- [Stated goal]: Drop every picture, then transcribe the remaining data exactly.

- [Supplied entries]:

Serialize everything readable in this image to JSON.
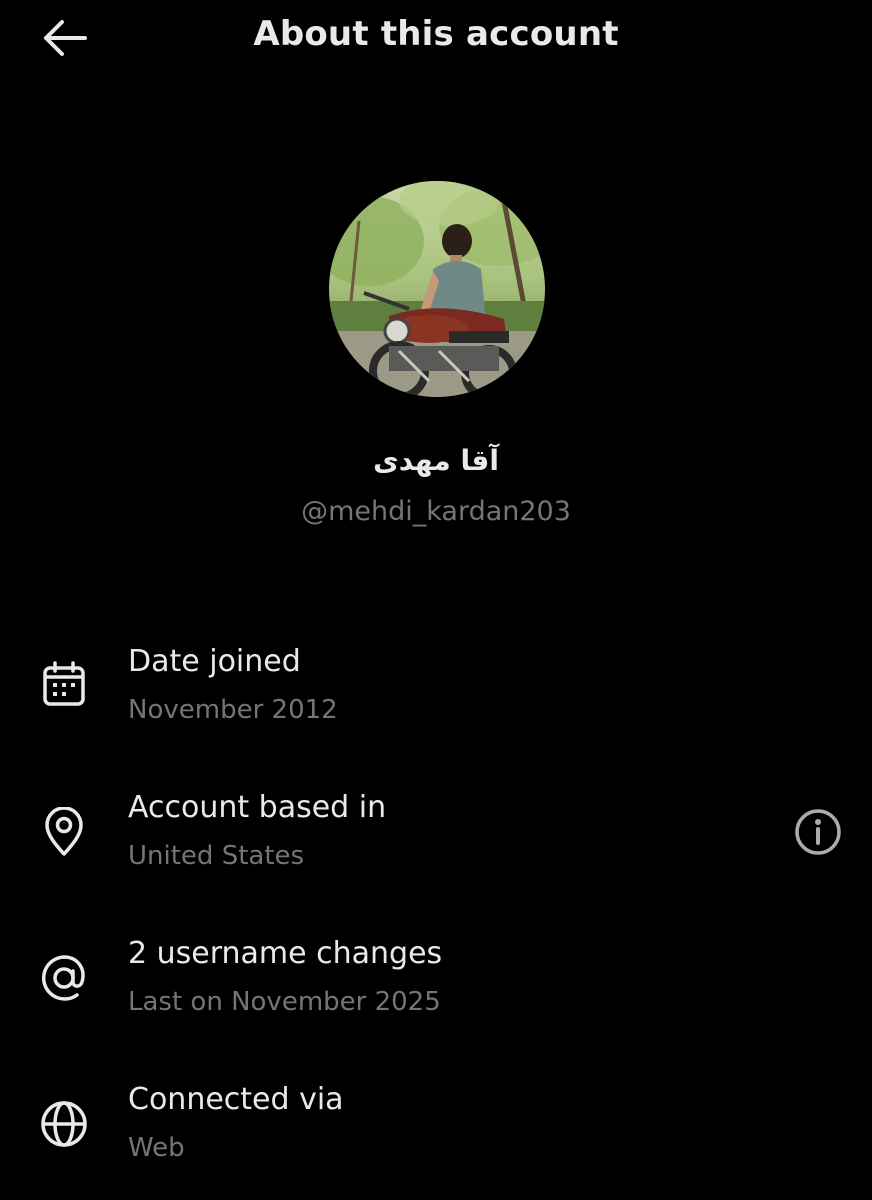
{
  "header": {
    "title": "About this account",
    "back_icon": "arrow-left-icon"
  },
  "profile": {
    "display_name": "آقا مهدی",
    "handle": "@mehdi_kardan203",
    "avatar_description_icon": "avatar-photo"
  },
  "rows": [
    {
      "icon": "calendar-icon",
      "title": "Date joined",
      "subtitle": "November 2012"
    },
    {
      "icon": "location-pin-icon",
      "title": "Account based in",
      "subtitle": "United States",
      "trailing_icon": "info-icon"
    },
    {
      "icon": "at-sign-icon",
      "title": "2 username changes",
      "subtitle": "Last on November 2025"
    },
    {
      "icon": "globe-icon",
      "title": "Connected via",
      "subtitle": "Web"
    }
  ],
  "colors": {
    "background": "#000000",
    "primary_text": "#e7e9ea",
    "secondary_text": "#71767b"
  }
}
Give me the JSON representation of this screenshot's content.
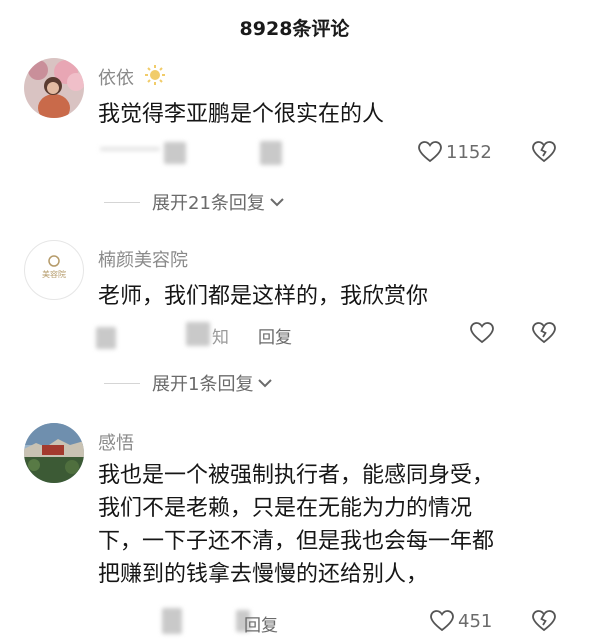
{
  "header": {
    "title": "8928条评论"
  },
  "comments": [
    {
      "username": "依依",
      "text_lines": [
        "我觉得李亚鹏是个很实在的人"
      ],
      "like_count": "1152",
      "expand_label": "展开21条回复"
    },
    {
      "username": "楠颜美容院",
      "avatar_text": "美容院",
      "text_lines": [
        "老师，我们都是这样的，我欣赏你"
      ],
      "meta_partial": "知",
      "reply_label": "回复",
      "expand_label": "展开1条回复"
    },
    {
      "username": "感悟",
      "text_lines": [
        "我也是一个被强制执行者，能感同身受，",
        "我们不是老赖，只是在无能为力的情况",
        "下，一下子还不清，但是我也会每一年都",
        "把赚到的钱拿去慢慢的还给别人，"
      ],
      "reply_label": "回复",
      "like_count": "451"
    }
  ],
  "icons": {
    "like": "heart-outline-icon",
    "dislike": "broken-heart-icon",
    "expand": "chevron-down-icon",
    "badge": "sun-badge-icon"
  }
}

- [Response below]:
Serialize everything readable in this image to JSON.
{
  "header": {
    "title": "About this account",
    "back_icon": "arrow-left-icon"
  },
  "profile": {
    "display_name": "آقا مهدی",
    "handle": "@mehdi_kardan203",
    "avatar_description_icon": "avatar-photo"
  },
  "rows": [
    {
      "icon": "calendar-icon",
      "title": "Date joined",
      "subtitle": "November 2012"
    },
    {
      "icon": "location-pin-icon",
      "title": "Account based in",
      "subtitle": "United States",
      "trailing_icon": "info-icon"
    },
    {
      "icon": "at-sign-icon",
      "title": "2 username changes",
      "subtitle": "Last on November 2025"
    },
    {
      "icon": "globe-icon",
      "title": "Connected via",
      "subtitle": "Web"
    }
  ],
  "colors": {
    "background": "#000000",
    "primary_text": "#e7e9ea",
    "secondary_text": "#71767b"
  }
}
Give me the JSON representation of this screenshot's content.
{
  "header": {
    "title": "8928条评论"
  },
  "comments": [
    {
      "username": "依依",
      "text_lines": [
        "我觉得李亚鹏是个很实在的人"
      ],
      "like_count": "1152",
      "expand_label": "展开21条回复"
    },
    {
      "username": "楠颜美容院",
      "avatar_text": "美容院",
      "text_lines": [
        "老师，我们都是这样的，我欣赏你"
      ],
      "meta_partial": "知",
      "reply_label": "回复",
      "expand_label": "展开1条回复"
    },
    {
      "username": "感悟",
      "text_lines": [
        "我也是一个被强制执行者，能感同身受，",
        "我们不是老赖，只是在无能为力的情况",
        "下，一下子还不清，但是我也会每一年都",
        "把赚到的钱拿去慢慢的还给别人，"
      ],
      "reply_label": "回复",
      "like_count": "451"
    }
  ],
  "icons": {
    "like": "heart-outline-icon",
    "dislike": "broken-heart-icon",
    "expand": "chevron-down-icon",
    "badge": "sun-badge-icon"
  }
}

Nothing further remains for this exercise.